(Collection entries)
+++

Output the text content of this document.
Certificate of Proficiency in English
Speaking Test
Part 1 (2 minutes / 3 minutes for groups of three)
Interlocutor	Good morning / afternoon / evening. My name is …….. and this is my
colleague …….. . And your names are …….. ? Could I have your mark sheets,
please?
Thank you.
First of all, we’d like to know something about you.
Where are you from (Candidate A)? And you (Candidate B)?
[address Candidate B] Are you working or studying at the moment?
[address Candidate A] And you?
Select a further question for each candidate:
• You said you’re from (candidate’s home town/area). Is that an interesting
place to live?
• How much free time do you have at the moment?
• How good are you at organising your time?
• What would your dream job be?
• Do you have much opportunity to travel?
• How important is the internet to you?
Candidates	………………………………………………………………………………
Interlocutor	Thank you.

+++

- [What you will do]
Copy out all of the records shown above exactly.

- [Result of this task]
Output the text content of this document.
Certificate of Proficiency in English
Speaking Test
Part 1 (2 minutes / 3 minutes for groups of three)
Interlocutor	Good morning / afternoon / evening. My name is …….. and this is my
colleague …….. . And your names are …….. ? Could I have your mark sheets,
please?
Thank you.
First of all, we’d like to know something about you.
Where are you from (Candidate A)? And you (Candidate B)?
[address Candidate B] Are you working or studying at the moment?
[address Candidate A] And you?
Select a further question for each candidate:
• You said you’re from (candidate’s home town/area). Is that an interesting
place to live?
• How much free time do you have at the moment?
• How good are you at organising your time?
• What would your dream job be?
• Do you have much opportunity to travel?
• How important is the internet to you?
Candidates	………………………………………………………………………………
Interlocutor	Thank you.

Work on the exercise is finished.